## Task details
Spot each line that carries the word "text"; copy those lines.

## Items
▬▬▬▬▬▬▬▬▬▬

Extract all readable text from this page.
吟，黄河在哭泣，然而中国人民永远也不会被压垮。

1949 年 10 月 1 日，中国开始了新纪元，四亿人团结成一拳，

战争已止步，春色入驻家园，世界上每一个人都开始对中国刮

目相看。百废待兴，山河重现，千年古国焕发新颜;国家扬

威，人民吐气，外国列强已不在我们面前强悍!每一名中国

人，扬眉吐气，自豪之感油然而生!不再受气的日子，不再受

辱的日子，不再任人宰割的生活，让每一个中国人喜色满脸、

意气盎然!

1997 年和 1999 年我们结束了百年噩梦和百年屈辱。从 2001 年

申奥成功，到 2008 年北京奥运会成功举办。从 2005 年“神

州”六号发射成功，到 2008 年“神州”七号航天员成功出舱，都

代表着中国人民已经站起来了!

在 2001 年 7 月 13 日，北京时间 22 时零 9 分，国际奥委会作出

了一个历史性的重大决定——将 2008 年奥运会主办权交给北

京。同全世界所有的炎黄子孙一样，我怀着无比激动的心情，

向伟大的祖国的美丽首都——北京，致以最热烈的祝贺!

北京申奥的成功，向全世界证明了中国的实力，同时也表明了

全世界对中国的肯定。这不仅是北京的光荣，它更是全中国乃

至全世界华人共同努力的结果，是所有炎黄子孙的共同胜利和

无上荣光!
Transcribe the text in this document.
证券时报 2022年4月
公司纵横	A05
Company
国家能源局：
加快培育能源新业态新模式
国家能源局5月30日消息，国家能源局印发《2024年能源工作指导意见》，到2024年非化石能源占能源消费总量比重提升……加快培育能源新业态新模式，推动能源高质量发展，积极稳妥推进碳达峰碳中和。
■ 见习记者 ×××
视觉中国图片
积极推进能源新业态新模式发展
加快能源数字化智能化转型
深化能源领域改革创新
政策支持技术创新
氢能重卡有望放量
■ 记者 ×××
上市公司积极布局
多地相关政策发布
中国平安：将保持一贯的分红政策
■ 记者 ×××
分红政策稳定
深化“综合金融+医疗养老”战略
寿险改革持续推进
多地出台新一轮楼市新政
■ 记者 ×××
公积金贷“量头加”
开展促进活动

▬▬▬▬▬▬▬▬▬▬

## Answer
Extract all readable text from this page.
Transcribe the text in this document.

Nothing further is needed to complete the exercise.